Texto de origem »

= = = =

Desfile da Louis Vuitton: presença de celebridades e trilha sonora da Broadway
Da Redação
Publicado em 17 de março de 2011 às 09h11.
Dentro do museu do Louvre, no espaço conhecido como Cour Carré, o desfile da Louis Vuitton está para começar. Celebridades como Lenny Kravitz e Sofia Coppola tiram fotos com o presidente mundial da marca, Yves Carcelle, e com o herdeiro do grupo LVMH (iniciais de Louis Vuitton Moët Hennessy), Antoine Arnault. O público se acomoda.
Na primeira fila estão ainda o fotógrafo italiano Mario Testino, os críticos de moda das principais publicações do mundo e uma platéia de consumidores com algumas das maiores contas bancárias do planeta. O presidente do LVMH, Bernard Arnault, chega com 15 minutos de atraso. Todos se sentam e o desfile, enfim, começa.
A trilha sonora lembra os antigos musicais da Broadway. Por 20 minutos, 35 mulheres magérrimas usando saltos de altura perigosa, roupas em tons de amarelo, roxo e terra e as bolsas da nova coleção da Vuitton desfilam sobre uma passarela coberta de areia. Assim que o show acaba, uma ovação comportada.
Marc Jacobs, estilista da grife, agradece rapidamente os aplausos. Poucos minutos depois e não muito distante dali, os seguranças da loja da Louis Vuitton na avenida Champs-Elysées, em Paris, seguram a porta de vidro para impedir mais gente de entrar. O clima não é exatamente dos mais ordeiros. Forma-se uma fila. Turistas anônimos tiram fotos freneticamente em frente à loja. Lá dentro, uma visível maioria de asiáticos compra com avidez bolsas, carteiras, echarpes e outros artigos. Como há um limite de compras por passaporte, muitos estrangeiros pedem a outros que comprem por eles.

= = = =

De acordo com a matéria sobre o desfile da Louis Vuitton, com quanto tempo de atraso chegou o presidente do LVMH, Bernard Arnault?

(Listagens de coordenadas de caixas)
= = = =

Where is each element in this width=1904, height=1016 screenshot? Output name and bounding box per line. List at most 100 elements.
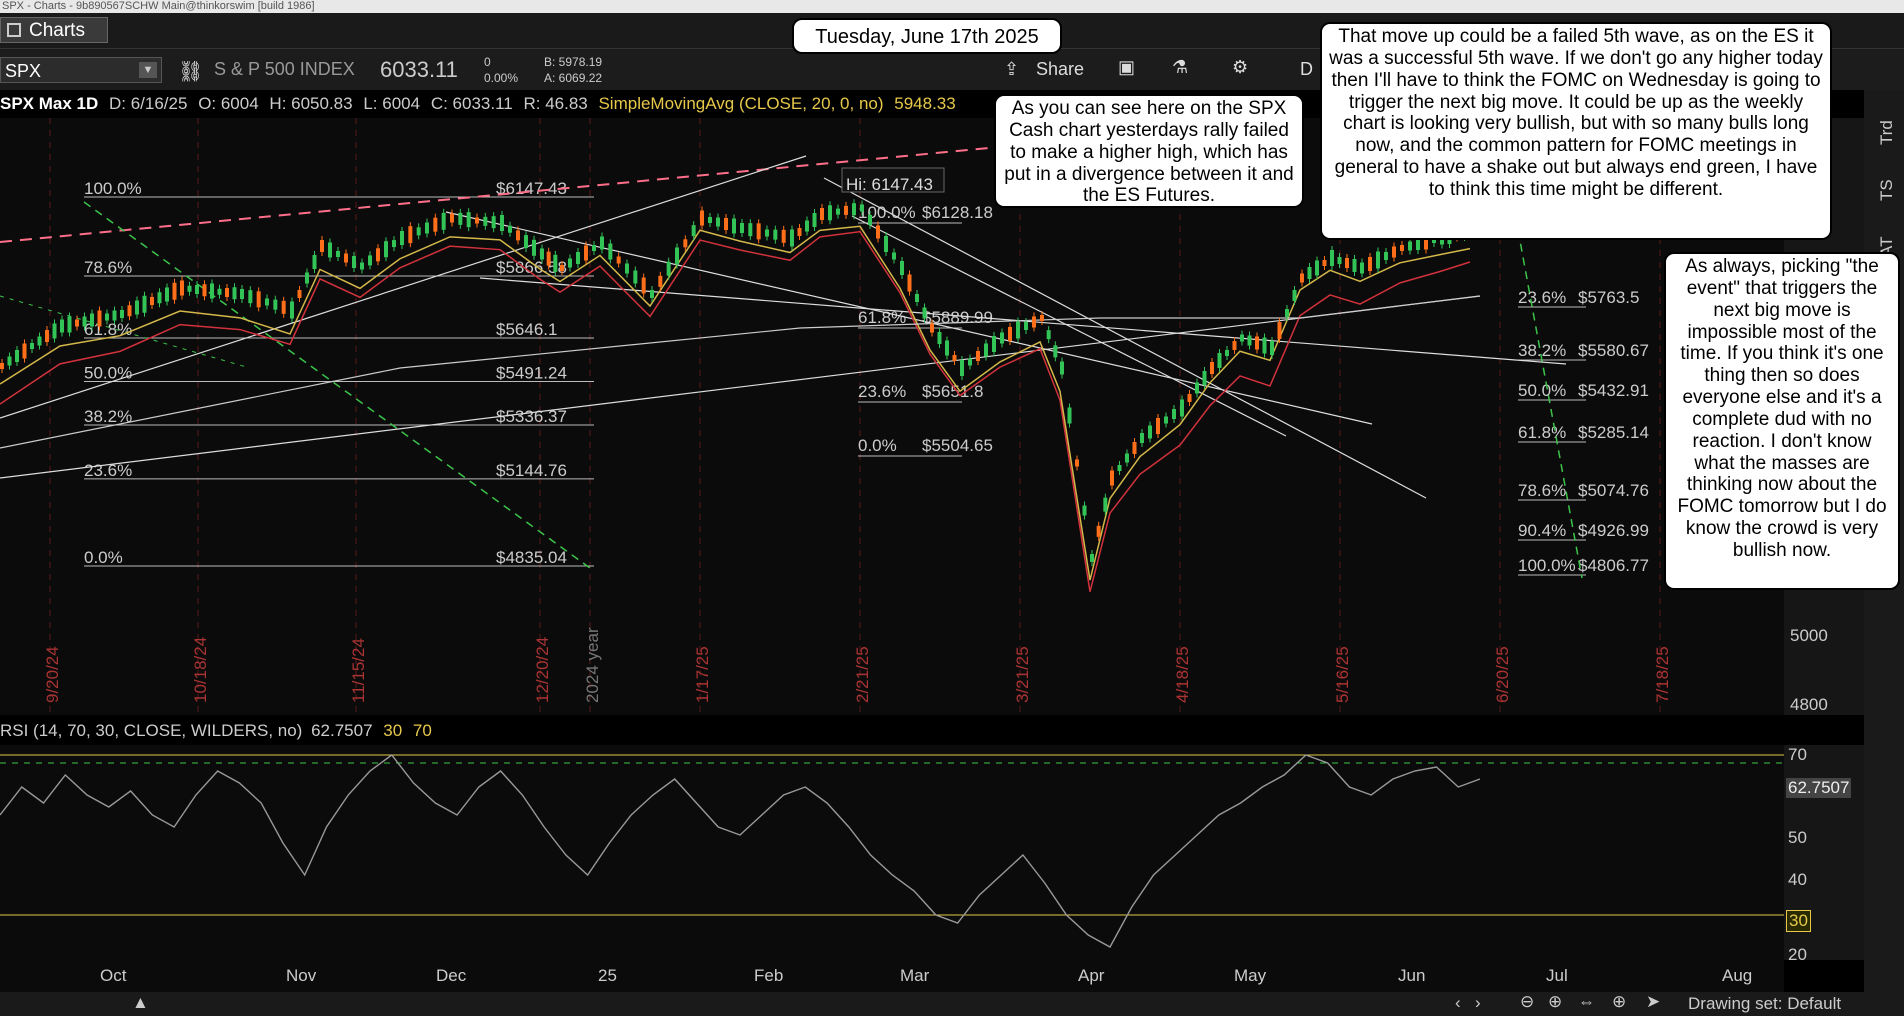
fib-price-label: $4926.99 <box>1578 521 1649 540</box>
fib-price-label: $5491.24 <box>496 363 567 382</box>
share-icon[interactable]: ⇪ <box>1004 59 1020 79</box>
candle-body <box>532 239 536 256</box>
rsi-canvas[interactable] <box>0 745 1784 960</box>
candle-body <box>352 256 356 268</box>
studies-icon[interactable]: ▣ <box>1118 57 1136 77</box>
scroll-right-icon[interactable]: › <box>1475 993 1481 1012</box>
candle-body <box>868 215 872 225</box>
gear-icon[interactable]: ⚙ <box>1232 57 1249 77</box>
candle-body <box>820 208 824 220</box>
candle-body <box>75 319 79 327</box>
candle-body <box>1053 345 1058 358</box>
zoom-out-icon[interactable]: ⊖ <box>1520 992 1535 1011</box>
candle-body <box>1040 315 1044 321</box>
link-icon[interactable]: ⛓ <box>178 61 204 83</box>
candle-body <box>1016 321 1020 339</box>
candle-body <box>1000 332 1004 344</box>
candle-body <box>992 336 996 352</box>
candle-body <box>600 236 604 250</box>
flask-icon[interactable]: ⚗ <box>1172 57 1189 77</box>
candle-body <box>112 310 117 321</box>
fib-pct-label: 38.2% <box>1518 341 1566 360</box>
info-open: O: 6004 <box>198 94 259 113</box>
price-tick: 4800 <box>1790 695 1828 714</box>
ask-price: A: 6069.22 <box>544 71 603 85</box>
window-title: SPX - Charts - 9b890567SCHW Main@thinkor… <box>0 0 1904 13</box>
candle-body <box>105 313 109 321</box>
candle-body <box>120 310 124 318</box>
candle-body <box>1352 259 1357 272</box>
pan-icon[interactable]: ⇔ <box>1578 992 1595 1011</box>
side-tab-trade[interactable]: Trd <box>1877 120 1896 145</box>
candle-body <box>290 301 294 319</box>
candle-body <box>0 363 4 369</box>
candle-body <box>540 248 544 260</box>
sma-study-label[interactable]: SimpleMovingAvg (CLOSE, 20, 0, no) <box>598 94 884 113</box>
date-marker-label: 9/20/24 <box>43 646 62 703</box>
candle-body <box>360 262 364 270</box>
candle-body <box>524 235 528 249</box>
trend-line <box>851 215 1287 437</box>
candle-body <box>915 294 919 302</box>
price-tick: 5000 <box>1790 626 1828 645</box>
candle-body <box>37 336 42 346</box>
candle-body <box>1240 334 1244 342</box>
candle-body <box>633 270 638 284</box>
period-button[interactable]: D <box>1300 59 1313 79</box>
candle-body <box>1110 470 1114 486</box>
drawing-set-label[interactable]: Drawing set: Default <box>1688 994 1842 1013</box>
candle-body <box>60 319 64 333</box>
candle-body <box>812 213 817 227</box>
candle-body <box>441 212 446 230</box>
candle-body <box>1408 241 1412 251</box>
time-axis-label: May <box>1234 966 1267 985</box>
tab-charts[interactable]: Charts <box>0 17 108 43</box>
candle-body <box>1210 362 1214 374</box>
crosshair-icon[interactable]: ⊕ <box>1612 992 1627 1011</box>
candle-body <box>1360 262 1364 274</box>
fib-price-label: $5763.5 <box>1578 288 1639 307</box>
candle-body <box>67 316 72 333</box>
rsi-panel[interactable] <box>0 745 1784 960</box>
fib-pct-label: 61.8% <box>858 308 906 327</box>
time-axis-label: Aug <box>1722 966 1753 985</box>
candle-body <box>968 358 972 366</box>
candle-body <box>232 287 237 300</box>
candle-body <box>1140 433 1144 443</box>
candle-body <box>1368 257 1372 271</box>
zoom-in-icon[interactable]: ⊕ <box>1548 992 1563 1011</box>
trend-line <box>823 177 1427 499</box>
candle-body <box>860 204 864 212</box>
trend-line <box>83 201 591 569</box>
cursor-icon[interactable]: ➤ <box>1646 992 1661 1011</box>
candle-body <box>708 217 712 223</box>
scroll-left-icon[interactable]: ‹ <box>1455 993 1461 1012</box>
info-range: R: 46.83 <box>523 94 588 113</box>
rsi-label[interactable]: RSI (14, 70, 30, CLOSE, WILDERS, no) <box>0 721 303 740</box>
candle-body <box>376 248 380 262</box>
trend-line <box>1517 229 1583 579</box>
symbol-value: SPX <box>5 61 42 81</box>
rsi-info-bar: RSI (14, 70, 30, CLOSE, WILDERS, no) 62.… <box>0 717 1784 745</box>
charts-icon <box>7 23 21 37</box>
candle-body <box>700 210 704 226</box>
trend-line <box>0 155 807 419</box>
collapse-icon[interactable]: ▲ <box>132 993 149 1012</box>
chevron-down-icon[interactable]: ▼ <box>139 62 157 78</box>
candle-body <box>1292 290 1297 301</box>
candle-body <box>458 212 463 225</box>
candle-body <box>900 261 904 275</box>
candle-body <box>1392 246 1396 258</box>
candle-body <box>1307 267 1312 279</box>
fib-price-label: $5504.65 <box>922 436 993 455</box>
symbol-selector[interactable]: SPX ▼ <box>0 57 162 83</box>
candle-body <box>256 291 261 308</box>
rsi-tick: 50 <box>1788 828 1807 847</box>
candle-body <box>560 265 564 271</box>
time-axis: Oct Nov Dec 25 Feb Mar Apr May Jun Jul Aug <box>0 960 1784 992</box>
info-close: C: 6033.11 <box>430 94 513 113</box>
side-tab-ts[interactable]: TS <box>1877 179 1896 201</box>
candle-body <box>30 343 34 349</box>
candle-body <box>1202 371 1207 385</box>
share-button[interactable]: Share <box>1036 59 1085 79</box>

= = = =

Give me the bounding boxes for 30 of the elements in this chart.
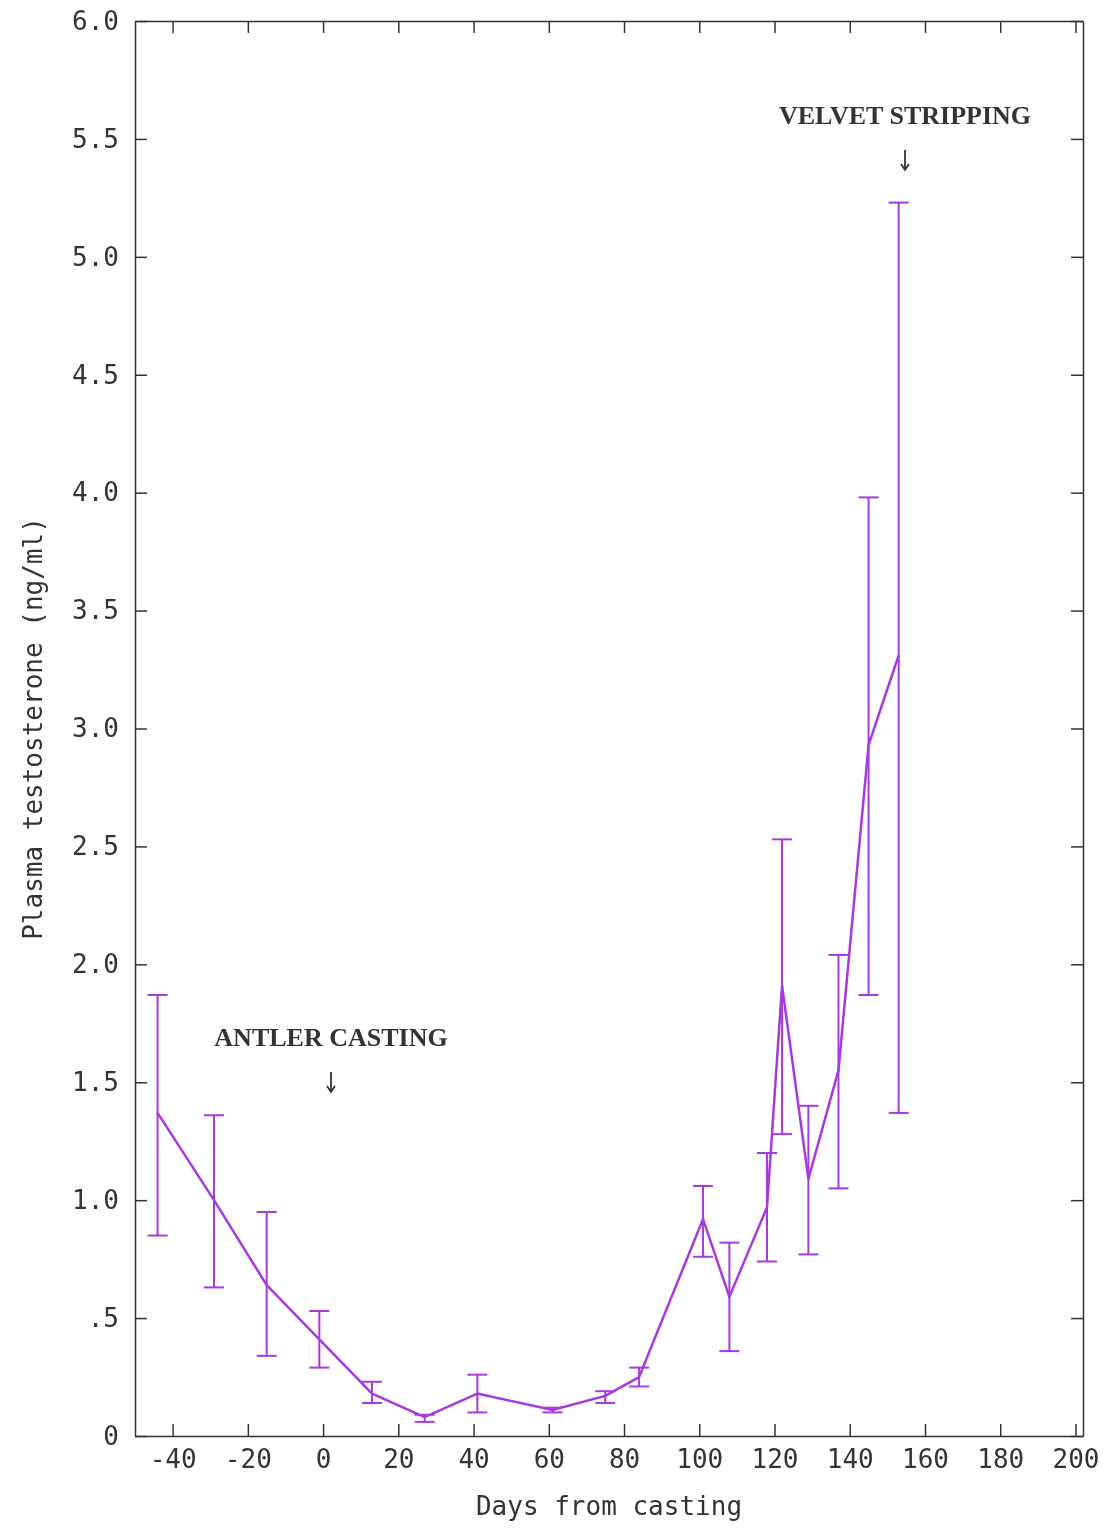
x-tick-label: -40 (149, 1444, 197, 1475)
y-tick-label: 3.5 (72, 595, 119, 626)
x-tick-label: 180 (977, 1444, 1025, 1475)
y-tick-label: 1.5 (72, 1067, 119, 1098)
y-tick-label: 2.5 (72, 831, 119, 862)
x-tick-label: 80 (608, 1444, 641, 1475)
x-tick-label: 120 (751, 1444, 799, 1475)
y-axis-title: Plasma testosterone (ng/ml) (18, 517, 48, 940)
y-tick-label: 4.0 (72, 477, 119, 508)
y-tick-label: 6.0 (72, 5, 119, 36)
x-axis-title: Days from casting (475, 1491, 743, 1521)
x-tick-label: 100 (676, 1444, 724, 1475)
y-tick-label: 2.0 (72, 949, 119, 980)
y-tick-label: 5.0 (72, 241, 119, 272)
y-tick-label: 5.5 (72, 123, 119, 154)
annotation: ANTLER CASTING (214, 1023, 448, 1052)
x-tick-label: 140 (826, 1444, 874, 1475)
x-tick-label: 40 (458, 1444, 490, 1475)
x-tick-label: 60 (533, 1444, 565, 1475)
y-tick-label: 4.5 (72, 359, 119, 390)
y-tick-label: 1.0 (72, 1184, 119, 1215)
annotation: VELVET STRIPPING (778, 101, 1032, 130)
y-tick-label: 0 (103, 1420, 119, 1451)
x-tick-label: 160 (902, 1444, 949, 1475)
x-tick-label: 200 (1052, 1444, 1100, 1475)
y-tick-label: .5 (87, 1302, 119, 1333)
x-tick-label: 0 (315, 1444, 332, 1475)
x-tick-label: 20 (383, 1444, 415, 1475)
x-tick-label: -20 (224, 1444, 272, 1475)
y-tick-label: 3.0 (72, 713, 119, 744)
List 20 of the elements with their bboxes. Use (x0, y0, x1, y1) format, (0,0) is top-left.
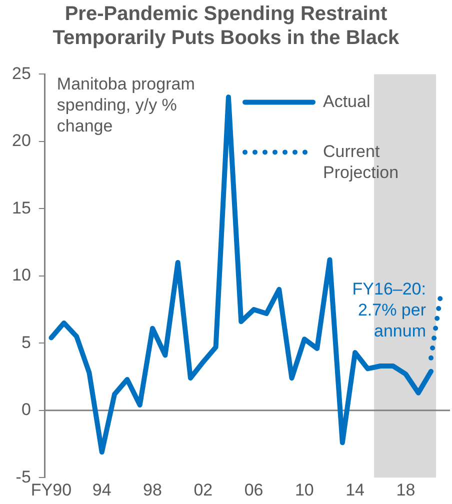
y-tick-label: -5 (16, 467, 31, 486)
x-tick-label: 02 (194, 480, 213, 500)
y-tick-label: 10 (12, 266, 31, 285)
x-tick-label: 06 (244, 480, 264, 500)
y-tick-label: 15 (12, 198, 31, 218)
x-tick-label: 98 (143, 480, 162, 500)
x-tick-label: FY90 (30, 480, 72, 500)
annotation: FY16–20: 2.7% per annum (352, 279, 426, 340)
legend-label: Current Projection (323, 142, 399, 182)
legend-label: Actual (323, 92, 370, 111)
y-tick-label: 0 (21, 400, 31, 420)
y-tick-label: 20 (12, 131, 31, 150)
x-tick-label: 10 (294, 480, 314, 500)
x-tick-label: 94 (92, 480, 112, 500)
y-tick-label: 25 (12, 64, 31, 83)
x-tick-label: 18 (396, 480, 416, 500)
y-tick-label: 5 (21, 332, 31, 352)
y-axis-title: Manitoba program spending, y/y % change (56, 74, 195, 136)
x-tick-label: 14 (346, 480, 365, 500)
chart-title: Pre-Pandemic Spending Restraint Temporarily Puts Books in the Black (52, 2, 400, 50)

= = = =

Resposta completa » Com 15 minutos de atraso.